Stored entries
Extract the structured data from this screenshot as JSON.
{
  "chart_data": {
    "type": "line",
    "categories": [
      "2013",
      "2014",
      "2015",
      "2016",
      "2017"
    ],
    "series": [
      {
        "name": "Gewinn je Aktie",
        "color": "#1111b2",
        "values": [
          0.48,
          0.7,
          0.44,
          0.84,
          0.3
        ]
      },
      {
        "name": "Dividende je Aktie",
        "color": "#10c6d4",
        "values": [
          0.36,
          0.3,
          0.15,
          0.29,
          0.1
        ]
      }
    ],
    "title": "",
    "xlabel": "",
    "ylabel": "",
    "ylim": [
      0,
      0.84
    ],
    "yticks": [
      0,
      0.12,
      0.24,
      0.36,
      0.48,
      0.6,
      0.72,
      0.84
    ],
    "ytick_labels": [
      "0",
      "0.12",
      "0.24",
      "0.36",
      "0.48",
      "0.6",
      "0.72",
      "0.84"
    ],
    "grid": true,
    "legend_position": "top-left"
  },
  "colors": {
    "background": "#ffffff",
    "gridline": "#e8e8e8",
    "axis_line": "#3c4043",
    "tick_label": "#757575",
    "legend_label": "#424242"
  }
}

- **STATED GOAL**
Pick out the lines above that hold the string "name" and show them.

- **OUTPUT OF THE TASK**
        "name": "Gewinn je Aktie",
        "name": "Dividende je Aktie",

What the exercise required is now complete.